Go through the records line by line and work out how many lines hold the word "heading". Answer with the number only.

** Begin Recorded data **

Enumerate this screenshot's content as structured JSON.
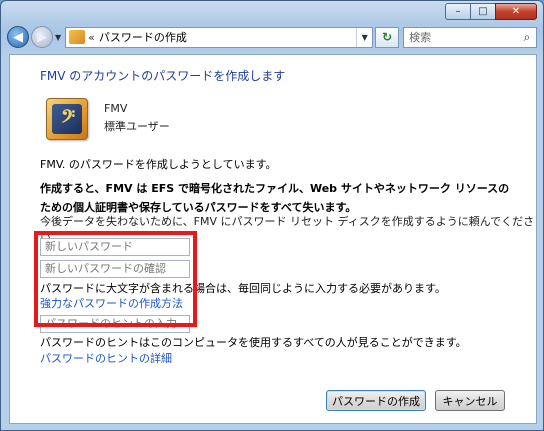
{
  "window": {
    "caption": {
      "minimize": "–",
      "maximize": "□",
      "close": "✕"
    }
  },
  "nav": {
    "back_glyph": "◀",
    "forward_glyph": "▶",
    "drop_glyph": "▼",
    "address_prefix": "«",
    "address_text": "パスワードの作成",
    "refresh_glyph": "↻",
    "search_placeholder": "検索",
    "search_icon_glyph": "⌕"
  },
  "content": {
    "heading": "FMV のアカウントのパスワードを作成します",
    "avatar_glyph": "𝄢",
    "user_name": "FMV",
    "user_type": "標準ユーザー",
    "p1": "FMV. のパスワードを作成しようとしています。",
    "p2": "作成すると、FMV は EFS で暗号化されたファイル、Web サイトやネットワーク リソースのための個人証明書や保存しているパスワードをすべて失います。",
    "p3": "今後データを失わないために、FMV にパスワード リセット ディスクを作成するように頼んでください。",
    "new_password_placeholder": "新しいパスワード",
    "confirm_password_placeholder": "新しいパスワードの確認",
    "case_note": "パスワードに大文字が含まれる場合は、毎回同じように入力する必要があります。",
    "strong_password_link": "強力なパスワードの作成方法",
    "hint_placeholder": "パスワードのヒントの入力",
    "hint_note": "パスワードのヒントはこのコンピュータを使用するすべての人が見ることができます。",
    "hint_details_link": "パスワードのヒントの詳細",
    "create_button": "パスワードの作成",
    "cancel_button": "キャンセル"
  },
  "colors": {
    "link": "#1d55c9",
    "heading": "#1e3e9c",
    "highlight_border": "#e8191c"
  }
}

** End Recorded data **

Written answer: 2